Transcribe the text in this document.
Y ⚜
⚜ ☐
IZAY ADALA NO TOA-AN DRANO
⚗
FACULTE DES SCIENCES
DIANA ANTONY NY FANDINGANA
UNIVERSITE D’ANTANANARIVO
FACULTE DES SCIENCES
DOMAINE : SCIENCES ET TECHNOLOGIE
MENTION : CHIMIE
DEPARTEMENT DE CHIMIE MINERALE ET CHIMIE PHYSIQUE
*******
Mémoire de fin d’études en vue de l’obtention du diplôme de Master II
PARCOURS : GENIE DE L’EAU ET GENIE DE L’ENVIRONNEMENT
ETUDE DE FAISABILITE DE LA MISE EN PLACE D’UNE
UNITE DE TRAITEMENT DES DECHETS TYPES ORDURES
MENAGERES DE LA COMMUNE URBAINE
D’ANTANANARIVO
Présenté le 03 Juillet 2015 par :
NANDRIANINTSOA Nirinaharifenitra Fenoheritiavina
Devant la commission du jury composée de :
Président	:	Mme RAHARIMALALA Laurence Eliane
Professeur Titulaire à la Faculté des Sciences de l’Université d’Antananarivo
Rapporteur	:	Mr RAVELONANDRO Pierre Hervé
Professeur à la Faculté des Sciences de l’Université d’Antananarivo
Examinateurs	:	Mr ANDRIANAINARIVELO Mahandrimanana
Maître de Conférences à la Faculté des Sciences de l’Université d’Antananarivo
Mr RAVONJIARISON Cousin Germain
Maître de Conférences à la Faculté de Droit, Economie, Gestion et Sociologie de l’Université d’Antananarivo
===
* _Directive_:
Please copy out each record, character for character.

* _Response below_:
Transcribe the text in this document.
Y ⚜
⚜ ☐
IZAY ADALA NO TOA-AN DRANO
⚗
FACULTE DES SCIENCES
DIANA ANTONY NY FANDINGANA
UNIVERSITE D’ANTANANARIVO
FACULTE DES SCIENCES
DOMAINE : SCIENCES ET TECHNOLOGIE
MENTION : CHIMIE
DEPARTEMENT DE CHIMIE MINERALE ET CHIMIE PHYSIQUE
*******
Mémoire de fin d’études en vue de l’obtention du diplôme de Master II
PARCOURS : GENIE DE L’EAU ET GENIE DE L’ENVIRONNEMENT
ETUDE DE FAISABILITE DE LA MISE EN PLACE D’UNE
UNITE DE TRAITEMENT DES DECHETS TYPES ORDURES
MENAGERES DE LA COMMUNE URBAINE
D’ANTANANARIVO
Présenté le 03 Juillet 2015 par :
NANDRIANINTSOA Nirinaharifenitra Fenoheritiavina
Devant la commission du jury composée de :
Président	:	Mme RAHARIMALALA Laurence Eliane
Professeur Titulaire à la Faculté des Sciences de l’Université d’Antananarivo
Rapporteur	:	Mr RAVELONANDRO Pierre Hervé
Professeur à la Faculté des Sciences de l’Université d’Antananarivo
Examinateurs	:	Mr ANDRIANAINARIVELO Mahandrimanana
Maître de Conférences à la Faculté des Sciences de l’Université d’Antananarivo
Mr RAVONJIARISON Cousin Germain
Maître de Conférences à la Faculté de Droit, Economie, Gestion et Sociologie de l’Université d’Antananarivo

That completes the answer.